[INSTRUCTIONS]
1. Reproduce word for word the part of the Normandy football history below that opens with the words "Front Row L-R: ?" and closes with "ground in Normandy.".
2. Summarize the Normandy football history in two sentences.

[PASSAGE]
==================================================
It is probable that the early 1920s saw the start of senior football in the village, for by 1925/6 the Normandy team was playing on what is now known as Roughs Farm.

Normandy Football Club 1925-26
Normandy Football Club 1925-26
The team is pictured at their ground on the corner of Pirbright Road and School Lane. Normandy Park Lodge can be seen in the background.
Back Row L-R: Wilfred Sewry, unknown, Bert Goodchild, Les Lance, Les Harrison, Bill Wiltshire, Benjamin Boyer.
Middle Row L-R: Len Summers, ? Summers, Sid Packham.
Front Row L-R: ? Beer, unknown, Doug Roberts, Pat Goodchild, unknown.
If you know any of the others in this photo please let us know

The present Normandy Football Club had its beginnings in the 1950s. A group of keen footballers, Tom Turner, Ken Hunt, Bob Stiff, Michael Boyd, Bernard Hobbs, Fred Mayhead and others, decided that instead of playing the occasional match for the Junior Technical College, Guildford, they would try to form a Normandy team. Ken was Secretary and Fred was Fixtures Secretary. Their first matches were played at Aldershot Park since there was no home ground in Normandy.
==================================================
[Records showing where elements appear]

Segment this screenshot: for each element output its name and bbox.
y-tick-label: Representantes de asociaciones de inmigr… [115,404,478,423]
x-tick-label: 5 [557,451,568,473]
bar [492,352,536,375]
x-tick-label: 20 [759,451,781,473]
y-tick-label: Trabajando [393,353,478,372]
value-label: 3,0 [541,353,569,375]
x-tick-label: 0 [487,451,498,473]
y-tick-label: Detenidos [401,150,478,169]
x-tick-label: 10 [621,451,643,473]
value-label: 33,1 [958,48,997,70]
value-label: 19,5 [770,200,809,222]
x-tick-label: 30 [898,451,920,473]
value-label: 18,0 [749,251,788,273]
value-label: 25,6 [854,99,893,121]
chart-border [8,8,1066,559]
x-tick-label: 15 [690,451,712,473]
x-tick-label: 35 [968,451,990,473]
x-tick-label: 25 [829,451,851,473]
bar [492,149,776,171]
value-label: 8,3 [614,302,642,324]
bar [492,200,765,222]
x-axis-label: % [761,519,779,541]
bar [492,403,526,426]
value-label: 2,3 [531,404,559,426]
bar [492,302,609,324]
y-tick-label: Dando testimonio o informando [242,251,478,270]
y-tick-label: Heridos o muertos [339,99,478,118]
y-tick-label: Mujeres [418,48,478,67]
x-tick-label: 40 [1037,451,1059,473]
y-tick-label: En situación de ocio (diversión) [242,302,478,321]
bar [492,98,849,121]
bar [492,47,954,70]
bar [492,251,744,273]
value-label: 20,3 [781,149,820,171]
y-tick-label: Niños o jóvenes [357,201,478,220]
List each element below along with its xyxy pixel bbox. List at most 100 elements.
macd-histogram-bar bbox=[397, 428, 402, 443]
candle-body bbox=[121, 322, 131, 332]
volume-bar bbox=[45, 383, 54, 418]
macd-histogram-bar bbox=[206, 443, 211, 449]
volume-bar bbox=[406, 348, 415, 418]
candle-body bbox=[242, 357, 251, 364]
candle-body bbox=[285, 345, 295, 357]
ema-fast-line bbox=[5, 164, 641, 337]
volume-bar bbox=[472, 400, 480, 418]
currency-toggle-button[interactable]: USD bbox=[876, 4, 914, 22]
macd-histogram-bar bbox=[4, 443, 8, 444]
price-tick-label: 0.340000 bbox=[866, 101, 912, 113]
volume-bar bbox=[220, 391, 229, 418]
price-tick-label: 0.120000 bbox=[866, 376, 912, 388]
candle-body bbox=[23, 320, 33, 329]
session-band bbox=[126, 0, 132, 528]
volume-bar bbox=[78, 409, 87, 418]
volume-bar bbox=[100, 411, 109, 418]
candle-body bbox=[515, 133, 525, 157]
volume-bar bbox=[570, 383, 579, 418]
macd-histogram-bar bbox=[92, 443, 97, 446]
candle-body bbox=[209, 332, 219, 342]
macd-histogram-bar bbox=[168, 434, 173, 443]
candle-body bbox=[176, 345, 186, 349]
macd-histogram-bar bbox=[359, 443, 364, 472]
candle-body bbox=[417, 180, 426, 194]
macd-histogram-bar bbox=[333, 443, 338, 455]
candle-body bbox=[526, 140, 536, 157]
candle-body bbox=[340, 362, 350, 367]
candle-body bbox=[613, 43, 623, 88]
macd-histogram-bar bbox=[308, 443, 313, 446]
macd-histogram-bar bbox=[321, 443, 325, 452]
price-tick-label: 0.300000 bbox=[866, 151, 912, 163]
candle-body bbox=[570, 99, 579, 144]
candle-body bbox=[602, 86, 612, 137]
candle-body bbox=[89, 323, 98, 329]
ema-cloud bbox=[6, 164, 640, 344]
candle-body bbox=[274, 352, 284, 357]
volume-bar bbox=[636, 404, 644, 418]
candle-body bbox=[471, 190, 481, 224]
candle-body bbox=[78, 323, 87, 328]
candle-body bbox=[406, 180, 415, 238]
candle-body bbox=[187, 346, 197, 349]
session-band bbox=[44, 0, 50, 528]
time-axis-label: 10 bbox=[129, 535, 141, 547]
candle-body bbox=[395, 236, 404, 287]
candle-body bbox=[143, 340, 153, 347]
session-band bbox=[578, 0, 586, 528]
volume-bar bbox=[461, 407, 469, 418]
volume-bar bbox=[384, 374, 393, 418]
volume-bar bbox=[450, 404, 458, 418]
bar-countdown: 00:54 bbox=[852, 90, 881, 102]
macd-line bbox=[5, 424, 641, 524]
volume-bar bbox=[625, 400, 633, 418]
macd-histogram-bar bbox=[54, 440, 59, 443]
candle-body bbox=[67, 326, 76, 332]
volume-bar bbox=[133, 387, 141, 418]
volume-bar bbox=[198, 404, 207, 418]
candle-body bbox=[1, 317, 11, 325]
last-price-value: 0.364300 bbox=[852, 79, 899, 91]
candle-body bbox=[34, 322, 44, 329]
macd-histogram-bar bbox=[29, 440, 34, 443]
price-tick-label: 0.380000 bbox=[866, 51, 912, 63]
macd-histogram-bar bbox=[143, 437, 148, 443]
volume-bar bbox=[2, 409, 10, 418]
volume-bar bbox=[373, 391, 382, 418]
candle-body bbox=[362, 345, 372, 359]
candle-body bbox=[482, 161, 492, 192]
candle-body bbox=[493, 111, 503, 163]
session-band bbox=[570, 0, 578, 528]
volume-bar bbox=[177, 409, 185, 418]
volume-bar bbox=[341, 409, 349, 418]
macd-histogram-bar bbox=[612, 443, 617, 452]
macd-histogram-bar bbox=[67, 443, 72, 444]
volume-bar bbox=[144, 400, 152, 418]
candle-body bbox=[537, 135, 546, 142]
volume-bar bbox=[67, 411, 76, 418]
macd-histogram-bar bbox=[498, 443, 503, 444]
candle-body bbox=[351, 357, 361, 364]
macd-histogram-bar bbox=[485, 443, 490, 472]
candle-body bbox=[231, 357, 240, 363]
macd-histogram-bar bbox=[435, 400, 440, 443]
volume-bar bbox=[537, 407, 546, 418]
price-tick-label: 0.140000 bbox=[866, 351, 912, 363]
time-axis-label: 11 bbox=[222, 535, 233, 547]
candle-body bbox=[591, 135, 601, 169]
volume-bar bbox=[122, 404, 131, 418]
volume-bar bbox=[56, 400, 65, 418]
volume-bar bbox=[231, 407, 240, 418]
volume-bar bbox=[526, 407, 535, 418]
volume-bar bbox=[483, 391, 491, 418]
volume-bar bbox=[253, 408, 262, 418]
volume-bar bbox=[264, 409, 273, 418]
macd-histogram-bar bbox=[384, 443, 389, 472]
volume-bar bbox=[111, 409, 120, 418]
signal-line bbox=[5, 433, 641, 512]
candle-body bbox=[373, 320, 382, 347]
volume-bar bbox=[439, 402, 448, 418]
==================================================
[FULL ANSWERS]
1.
Front Row L-R: ? Beer, unknown, Doug Roberts, Pat Goodchild, unknown.
If you know any of the others in this photo please let us know

The present Normandy Football Club had its beginnings in the 1950s. A group of keen footballers, Tom Turner, Ken Hunt, Bob Stiff, Michael Boyd, Bernard Hobbs, Fred Mayhead and others, decided that instead of playing the occasional match for the Junior Technical College, Guildford, they would try to form a Normandy team. Ken was Secretary and Fred was Fixtures Secretary. Their first matches were played at Aldershot Park since there was no home ground in Normandy.

2. Senior football in Normandy probably began in the early 1920s, and by 1925/6 the village team was playing on what is now known as Roughs Farm. The present Normandy Football Club began in the 1950s, when a group of keen footballers decided to form a Normandy team and played their first matches at Aldershot Park because the village had no home ground.